Job: Repeat every record below exactly, but leave out any pictures.

Stored data

=====

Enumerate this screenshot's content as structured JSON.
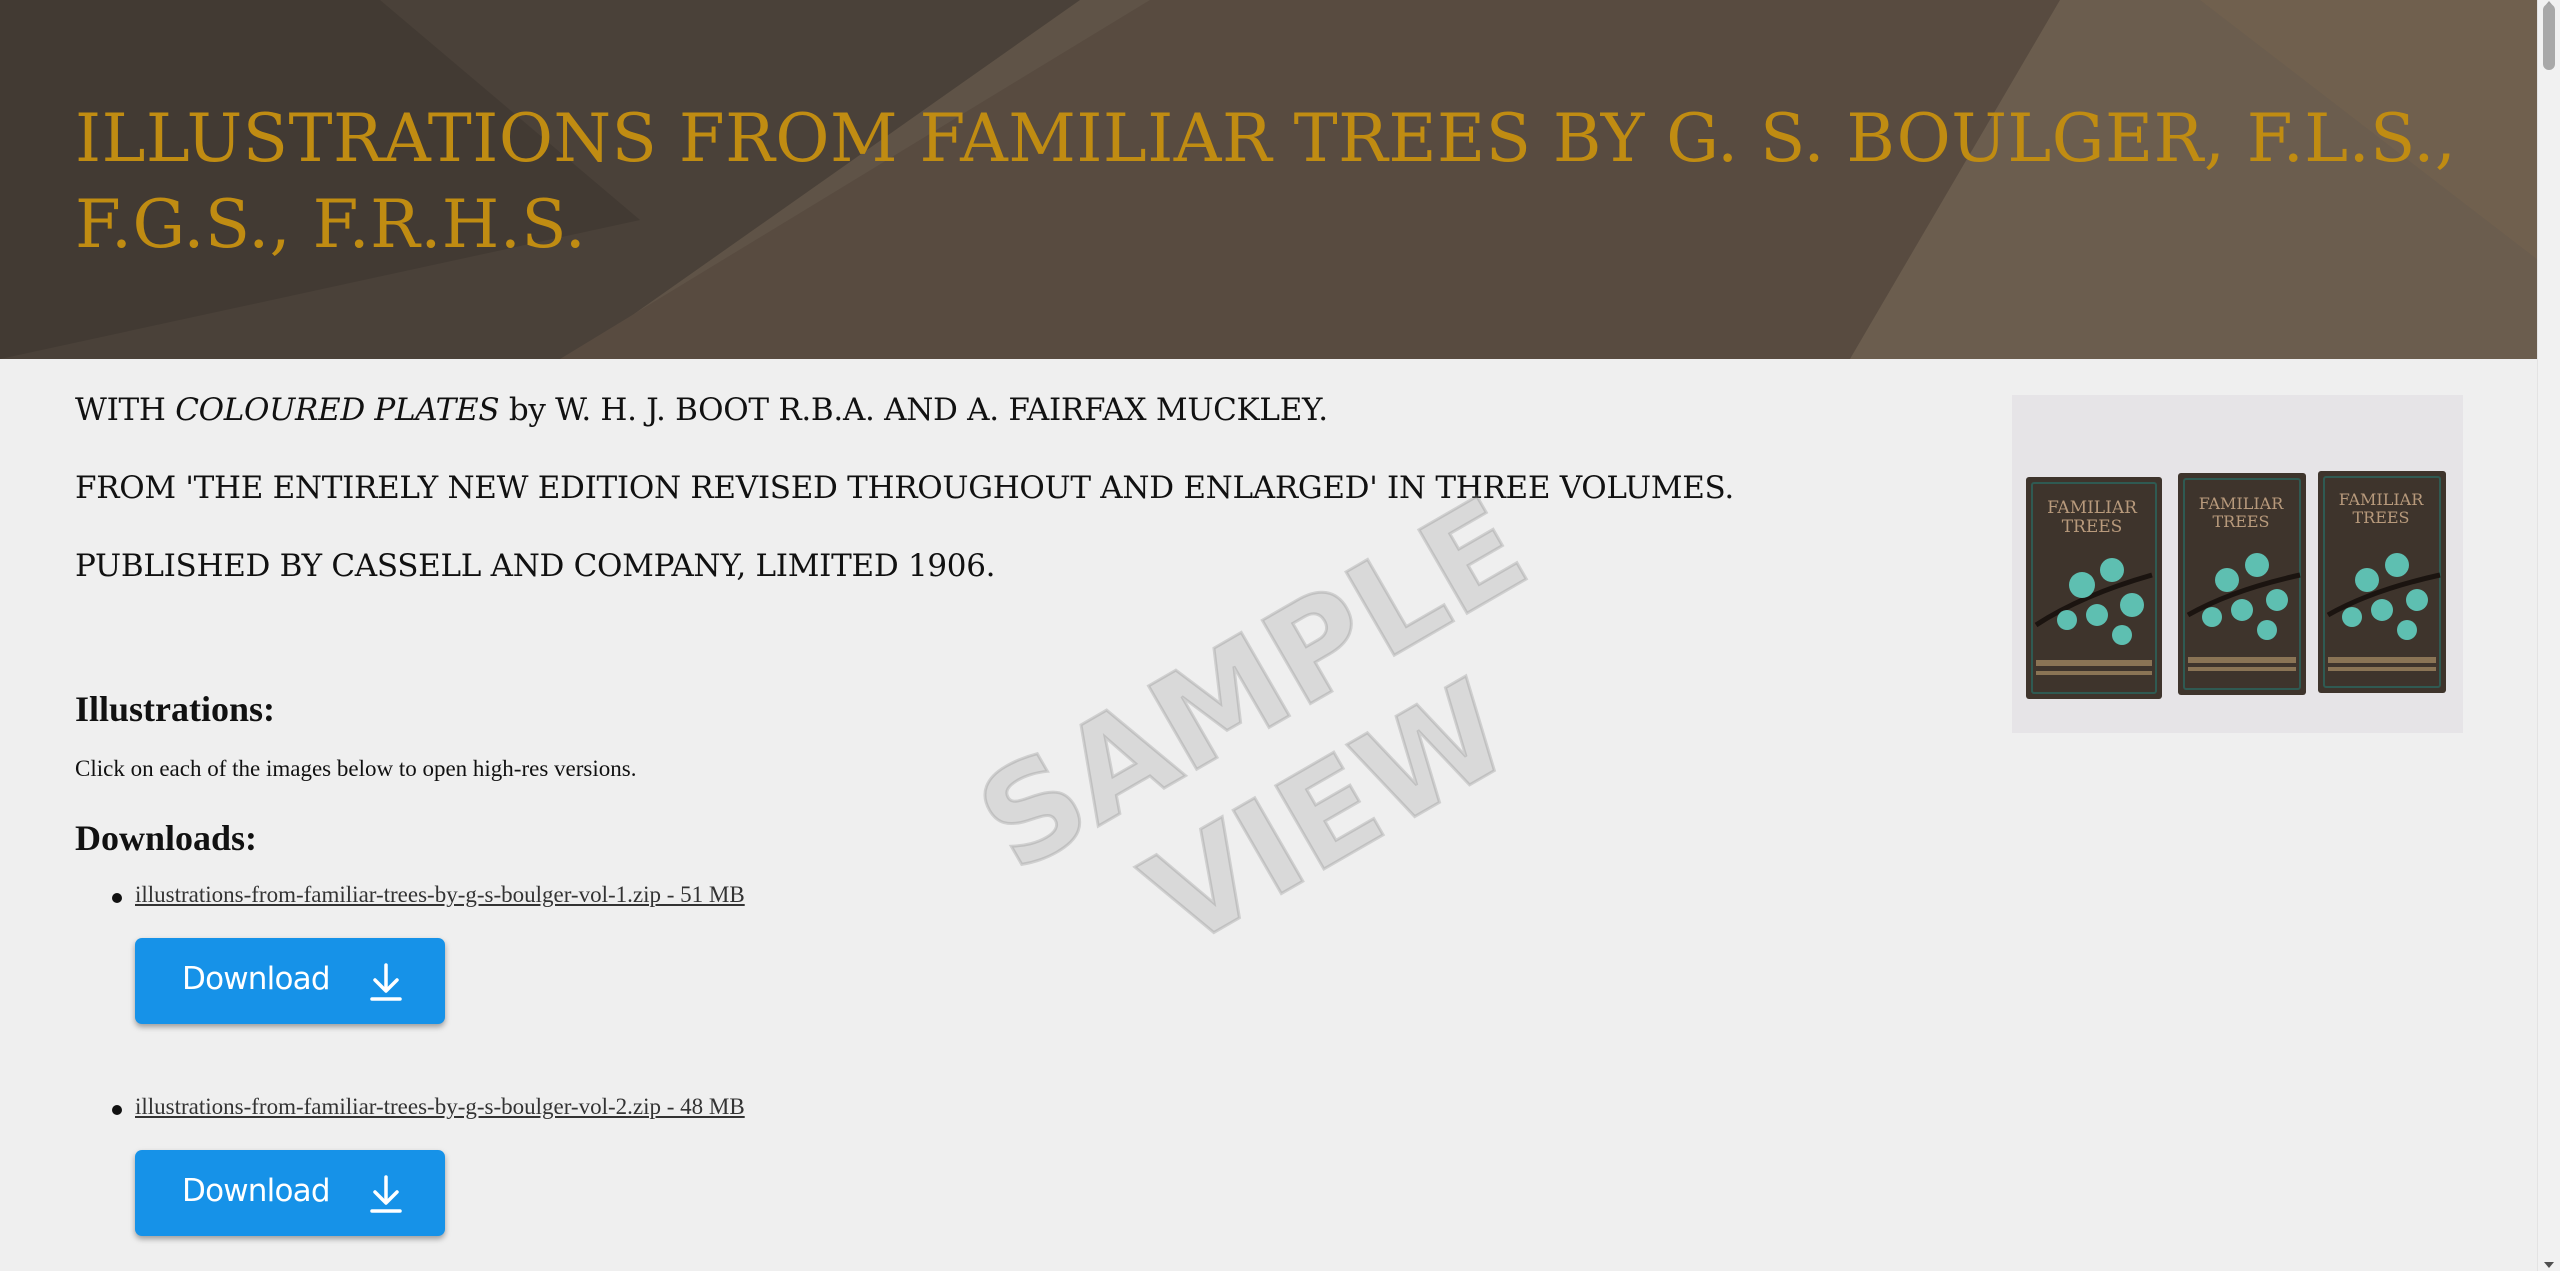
{
  "header": {
    "title": "ILLUSTRATIONS FROM FAMILIAR TREES BY G. S. BOULGER, F.L.S., F.G.S., F.R.H.S."
  },
  "intro": {
    "line1_prefix": "WITH ",
    "line1_italic": "COLOURED PLATES",
    "line1_suffix": " by W. H. J. BOOT R.B.A. AND A. FAIRFAX MUCKLEY.",
    "line2": "FROM 'THE ENTIRELY NEW EDITION REVISED THROUGHOUT AND ENLARGED' IN THREE VOLUMES.",
    "line3": "PUBLISHED BY CASSELL AND COMPANY, LIMITED 1906."
  },
  "cover_image": {
    "book_title_line1": "FAMILIAR",
    "book_title_line2": "TREES"
  },
  "illustrations": {
    "heading": "Illustrations:",
    "note": "Click on each of the images below to open high-res versions."
  },
  "downloads": {
    "heading": "Downloads:",
    "items": [
      {
        "file": "illustrations-from-familiar-trees-by-g-s-boulger-vol-1.zip - 51 MB",
        "button_label": "Download"
      },
      {
        "file": "illustrations-from-familiar-trees-by-g-s-boulger-vol-2.zip - 48 MB",
        "button_label": "Download"
      }
    ]
  },
  "watermark": {
    "line1": "SAMPLE",
    "line2": "VIEW"
  },
  "colors": {
    "banner": "#5f5347",
    "title": "#c08c12",
    "button": "#1692e8",
    "background": "#efefef"
  }
}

=====

Full response:
Enumerate this screenshot's content as structured JSON.
{
  "header": {
    "title": "ILLUSTRATIONS FROM FAMILIAR TREES BY G. S. BOULGER, F.L.S., F.G.S., F.R.H.S."
  },
  "intro": {
    "line1_prefix": "WITH ",
    "line1_italic": "COLOURED PLATES",
    "line1_suffix": " by W. H. J. BOOT R.B.A. AND A. FAIRFAX MUCKLEY.",
    "line2": "FROM 'THE ENTIRELY NEW EDITION REVISED THROUGHOUT AND ENLARGED' IN THREE VOLUMES.",
    "line3": "PUBLISHED BY CASSELL AND COMPANY, LIMITED 1906."
  },
  "cover_image": {
    "book_title_line1": "FAMILIAR",
    "book_title_line2": "TREES"
  },
  "illustrations": {
    "heading": "Illustrations:",
    "note": "Click on each of the images below to open high-res versions."
  },
  "downloads": {
    "heading": "Downloads:",
    "items": [
      {
        "file": "illustrations-from-familiar-trees-by-g-s-boulger-vol-1.zip - 51 MB",
        "button_label": "Download"
      },
      {
        "file": "illustrations-from-familiar-trees-by-g-s-boulger-vol-2.zip - 48 MB",
        "button_label": "Download"
      }
    ]
  },
  "watermark": {
    "line1": "SAMPLE",
    "line2": "VIEW"
  },
  "colors": {
    "banner": "#5f5347",
    "title": "#c08c12",
    "button": "#1692e8",
    "background": "#efefef"
  }
}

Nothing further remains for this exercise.